● **Task details**
Every line below that holds the string "começam" should be copied out.

● **Data records**
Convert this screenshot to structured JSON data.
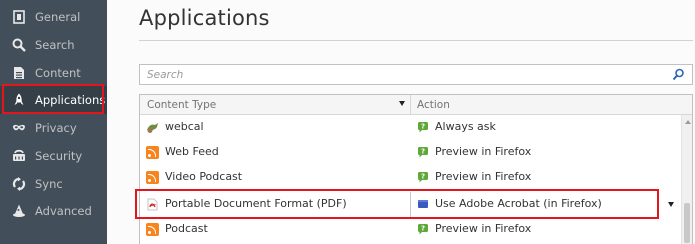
{
  "sidebar": {
    "items": [
      {
        "label": "General",
        "icon": "general-icon"
      },
      {
        "label": "Search",
        "icon": "search-icon"
      },
      {
        "label": "Content",
        "icon": "content-icon"
      },
      {
        "label": "Applications",
        "icon": "rocket-icon",
        "active": true
      },
      {
        "label": "Privacy",
        "icon": "mask-icon"
      },
      {
        "label": "Security",
        "icon": "security-icon"
      },
      {
        "label": "Sync",
        "icon": "sync-icon"
      },
      {
        "label": "Advanced",
        "icon": "wizard-hat-icon"
      }
    ]
  },
  "main": {
    "title": "Applications",
    "search_placeholder": "Search",
    "table": {
      "col_type": "Content Type",
      "col_action": "Action",
      "rows": [
        {
          "type": "webcal",
          "action": "Always ask",
          "type_icon": "webcal-icon",
          "action_icon": "ask-icon"
        },
        {
          "type": "Web Feed",
          "action": "Preview in Firefox",
          "type_icon": "feed-icon",
          "action_icon": "preview-icon"
        },
        {
          "type": "Video Podcast",
          "action": "Preview in Firefox",
          "type_icon": "feed-icon",
          "action_icon": "preview-icon"
        },
        {
          "type": "Portable Document Format (PDF)",
          "action": "Use Adobe Acrobat (in Firefox)",
          "type_icon": "pdf-icon",
          "action_icon": "acrobat-icon",
          "selected": true
        },
        {
          "type": "Podcast",
          "action": "Preview in Firefox",
          "type_icon": "feed-icon",
          "action_icon": "preview-icon"
        }
      ]
    }
  },
  "colors": {
    "sidebar_bg": "#424f5a",
    "sidebar_active_bg": "#343f48",
    "highlight": "#e2161b",
    "feed_orange": "#f7841c",
    "acrobat_blue": "#3a5bbd"
  }
}
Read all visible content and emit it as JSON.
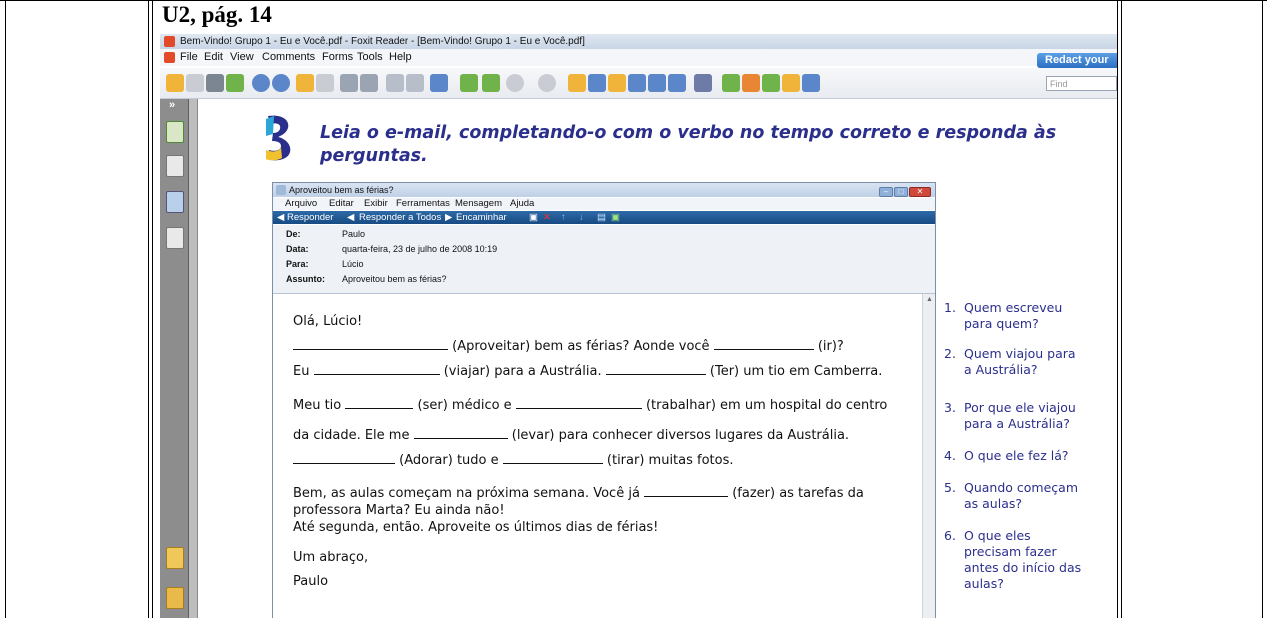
{
  "document": {
    "heading": "U2, pág. 14"
  },
  "window": {
    "title": "Bem-Vindo! Grupo 1 - Eu e Você.pdf - Foxit Reader - [Bem-Vindo! Grupo 1 - Eu e Você.pdf]",
    "menu": [
      "File",
      "Edit",
      "View",
      "Comments",
      "Forms",
      "Tools",
      "Help"
    ],
    "redact_label": "Redact your",
    "find_placeholder": "Find"
  },
  "page": {
    "instruction_line1": "Leia o e-mail, completando-o com o verbo no tempo correto e responda às",
    "instruction_line2": "perguntas."
  },
  "email": {
    "window_title": "Aproveitou bem as férias?",
    "menu": [
      "Arquivo",
      "Editar",
      "Exibir",
      "Ferramentas",
      "Mensagem",
      "Ajuda"
    ],
    "toolbar": [
      "Responder",
      "Responder a Todos",
      "Encaminhar"
    ],
    "headers": [
      {
        "label": "De:",
        "value": "Paulo"
      },
      {
        "label": "Data:",
        "value": "quarta-feira, 23 de julho de 2008 10:19"
      },
      {
        "label": "Para:",
        "value": "Lúcio"
      },
      {
        "label": "Assunto:",
        "value": "Aproveitou bem as férias?"
      }
    ],
    "greeting": "Olá, Lúcio!",
    "l1a": "(Aproveitar) bem as férias? Aonde você",
    "l1b": "(ir)?",
    "l2a": "Eu",
    "l2b": "(viajar) para a Austrália.",
    "l2c": "(Ter) um tio em Camberra.",
    "l3a": "Meu tio",
    "l3b": "(ser) médico e",
    "l3c": "(trabalhar) em um hospital do centro",
    "l4a": "da cidade. Ele me",
    "l4b": "(levar) para conhecer diversos lugares da Austrália.",
    "l5a": "(Adorar) tudo e",
    "l5b": "(tirar) muitas fotos.",
    "l6a": "Bem, as aulas começam na próxima semana. Você já",
    "l6b": "(fazer) as tarefas da",
    "l7": "professora Marta? Eu ainda não!",
    "l8": "Até segunda, então. Aproveite os últimos dias de férias!",
    "closing": "Um abraço,",
    "signature": "Paulo"
  },
  "questions": [
    {
      "num": "1.",
      "line1": "Quem escreveu",
      "line2": "para quem?"
    },
    {
      "num": "2.",
      "line1": "Quem viajou para",
      "line2": "a Austrália?"
    },
    {
      "num": "3.",
      "line1": "Por que ele viajou",
      "line2": "para a Austrália?"
    },
    {
      "num": "4.",
      "line1": "O que ele fez lá?",
      "line2": ""
    },
    {
      "num": "5.",
      "line1": "Quando começam",
      "line2": "as aulas?"
    },
    {
      "num": "6.",
      "line1": "O que eles",
      "line2": "precisam fazer",
      "line3": "antes do início das",
      "line4": "aulas?"
    }
  ]
}
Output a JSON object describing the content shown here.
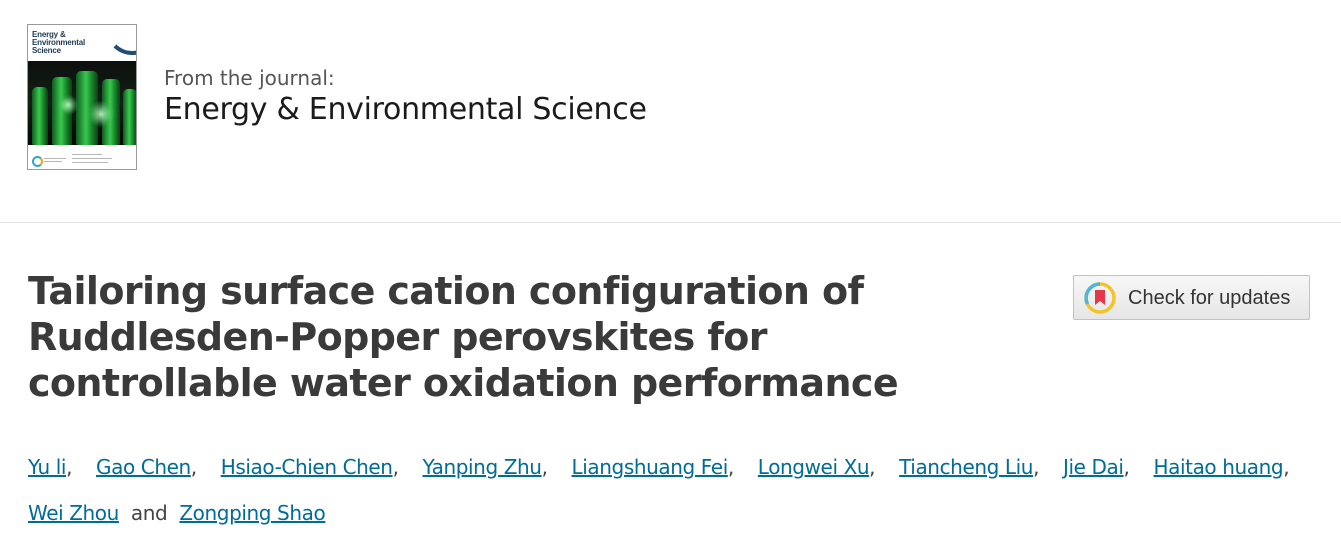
{
  "journal": {
    "cover_title": "Energy & Environmental Science",
    "from_label": "From the journal:",
    "name": "Energy & Environmental Science"
  },
  "article": {
    "title": "Tailoring surface cation configuration of Ruddlesden-Popper perovskites for controllable water oxidation performance"
  },
  "updates_button": {
    "label": "Check for updates"
  },
  "authors": {
    "names": [
      "Yu li",
      "Gao Chen",
      "Hsiao-Chien Chen",
      "Yanping Zhu",
      "Liangshuang Fei",
      "Longwei Xu",
      "Tiancheng Liu",
      "Jie Dai",
      "Haitao huang",
      "Wei Zhou",
      "Zongping Shao"
    ],
    "separator": ",",
    "conjunction": "and"
  },
  "colors": {
    "link": "#006c98",
    "title": "#3a3a3a",
    "divider": "#e2e2e2"
  },
  "icons": {
    "updates": "crossmark-bookmark-icon"
  }
}
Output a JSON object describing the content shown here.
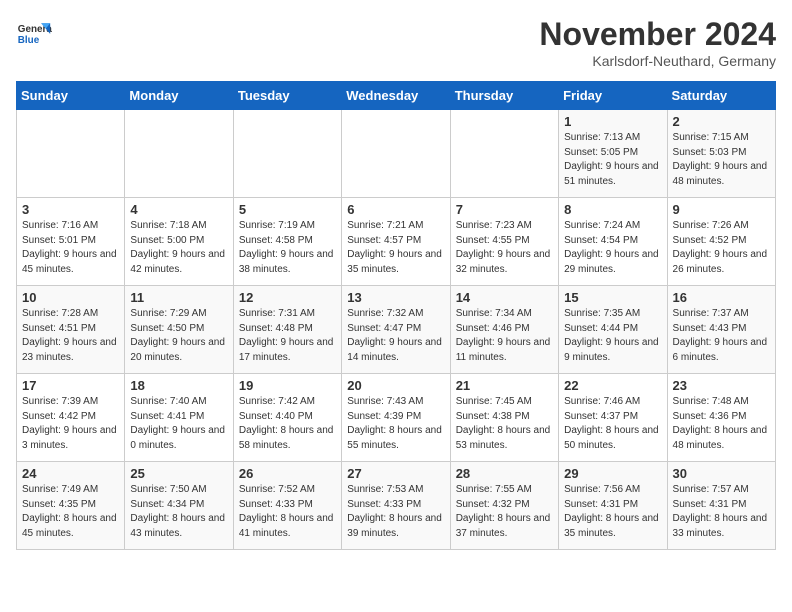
{
  "logo": {
    "line1": "General",
    "line2": "Blue"
  },
  "title": "November 2024",
  "subtitle": "Karlsdorf-Neuthard, Germany",
  "headers": [
    "Sunday",
    "Monday",
    "Tuesday",
    "Wednesday",
    "Thursday",
    "Friday",
    "Saturday"
  ],
  "weeks": [
    [
      {
        "day": "",
        "info": ""
      },
      {
        "day": "",
        "info": ""
      },
      {
        "day": "",
        "info": ""
      },
      {
        "day": "",
        "info": ""
      },
      {
        "day": "",
        "info": ""
      },
      {
        "day": "1",
        "info": "Sunrise: 7:13 AM\nSunset: 5:05 PM\nDaylight: 9 hours\nand 51 minutes."
      },
      {
        "day": "2",
        "info": "Sunrise: 7:15 AM\nSunset: 5:03 PM\nDaylight: 9 hours\nand 48 minutes."
      }
    ],
    [
      {
        "day": "3",
        "info": "Sunrise: 7:16 AM\nSunset: 5:01 PM\nDaylight: 9 hours\nand 45 minutes."
      },
      {
        "day": "4",
        "info": "Sunrise: 7:18 AM\nSunset: 5:00 PM\nDaylight: 9 hours\nand 42 minutes."
      },
      {
        "day": "5",
        "info": "Sunrise: 7:19 AM\nSunset: 4:58 PM\nDaylight: 9 hours\nand 38 minutes."
      },
      {
        "day": "6",
        "info": "Sunrise: 7:21 AM\nSunset: 4:57 PM\nDaylight: 9 hours\nand 35 minutes."
      },
      {
        "day": "7",
        "info": "Sunrise: 7:23 AM\nSunset: 4:55 PM\nDaylight: 9 hours\nand 32 minutes."
      },
      {
        "day": "8",
        "info": "Sunrise: 7:24 AM\nSunset: 4:54 PM\nDaylight: 9 hours\nand 29 minutes."
      },
      {
        "day": "9",
        "info": "Sunrise: 7:26 AM\nSunset: 4:52 PM\nDaylight: 9 hours\nand 26 minutes."
      }
    ],
    [
      {
        "day": "10",
        "info": "Sunrise: 7:28 AM\nSunset: 4:51 PM\nDaylight: 9 hours\nand 23 minutes."
      },
      {
        "day": "11",
        "info": "Sunrise: 7:29 AM\nSunset: 4:50 PM\nDaylight: 9 hours\nand 20 minutes."
      },
      {
        "day": "12",
        "info": "Sunrise: 7:31 AM\nSunset: 4:48 PM\nDaylight: 9 hours\nand 17 minutes."
      },
      {
        "day": "13",
        "info": "Sunrise: 7:32 AM\nSunset: 4:47 PM\nDaylight: 9 hours\nand 14 minutes."
      },
      {
        "day": "14",
        "info": "Sunrise: 7:34 AM\nSunset: 4:46 PM\nDaylight: 9 hours\nand 11 minutes."
      },
      {
        "day": "15",
        "info": "Sunrise: 7:35 AM\nSunset: 4:44 PM\nDaylight: 9 hours\nand 9 minutes."
      },
      {
        "day": "16",
        "info": "Sunrise: 7:37 AM\nSunset: 4:43 PM\nDaylight: 9 hours\nand 6 minutes."
      }
    ],
    [
      {
        "day": "17",
        "info": "Sunrise: 7:39 AM\nSunset: 4:42 PM\nDaylight: 9 hours\nand 3 minutes."
      },
      {
        "day": "18",
        "info": "Sunrise: 7:40 AM\nSunset: 4:41 PM\nDaylight: 9 hours\nand 0 minutes."
      },
      {
        "day": "19",
        "info": "Sunrise: 7:42 AM\nSunset: 4:40 PM\nDaylight: 8 hours\nand 58 minutes."
      },
      {
        "day": "20",
        "info": "Sunrise: 7:43 AM\nSunset: 4:39 PM\nDaylight: 8 hours\nand 55 minutes."
      },
      {
        "day": "21",
        "info": "Sunrise: 7:45 AM\nSunset: 4:38 PM\nDaylight: 8 hours\nand 53 minutes."
      },
      {
        "day": "22",
        "info": "Sunrise: 7:46 AM\nSunset: 4:37 PM\nDaylight: 8 hours\nand 50 minutes."
      },
      {
        "day": "23",
        "info": "Sunrise: 7:48 AM\nSunset: 4:36 PM\nDaylight: 8 hours\nand 48 minutes."
      }
    ],
    [
      {
        "day": "24",
        "info": "Sunrise: 7:49 AM\nSunset: 4:35 PM\nDaylight: 8 hours\nand 45 minutes."
      },
      {
        "day": "25",
        "info": "Sunrise: 7:50 AM\nSunset: 4:34 PM\nDaylight: 8 hours\nand 43 minutes."
      },
      {
        "day": "26",
        "info": "Sunrise: 7:52 AM\nSunset: 4:33 PM\nDaylight: 8 hours\nand 41 minutes."
      },
      {
        "day": "27",
        "info": "Sunrise: 7:53 AM\nSunset: 4:33 PM\nDaylight: 8 hours\nand 39 minutes."
      },
      {
        "day": "28",
        "info": "Sunrise: 7:55 AM\nSunset: 4:32 PM\nDaylight: 8 hours\nand 37 minutes."
      },
      {
        "day": "29",
        "info": "Sunrise: 7:56 AM\nSunset: 4:31 PM\nDaylight: 8 hours\nand 35 minutes."
      },
      {
        "day": "30",
        "info": "Sunrise: 7:57 AM\nSunset: 4:31 PM\nDaylight: 8 hours\nand 33 minutes."
      }
    ]
  ]
}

● **Solution to the problem**
    "l6a": "Bem, as aulas começam na próxima semana. Você já",
      "line1": "Quando começam",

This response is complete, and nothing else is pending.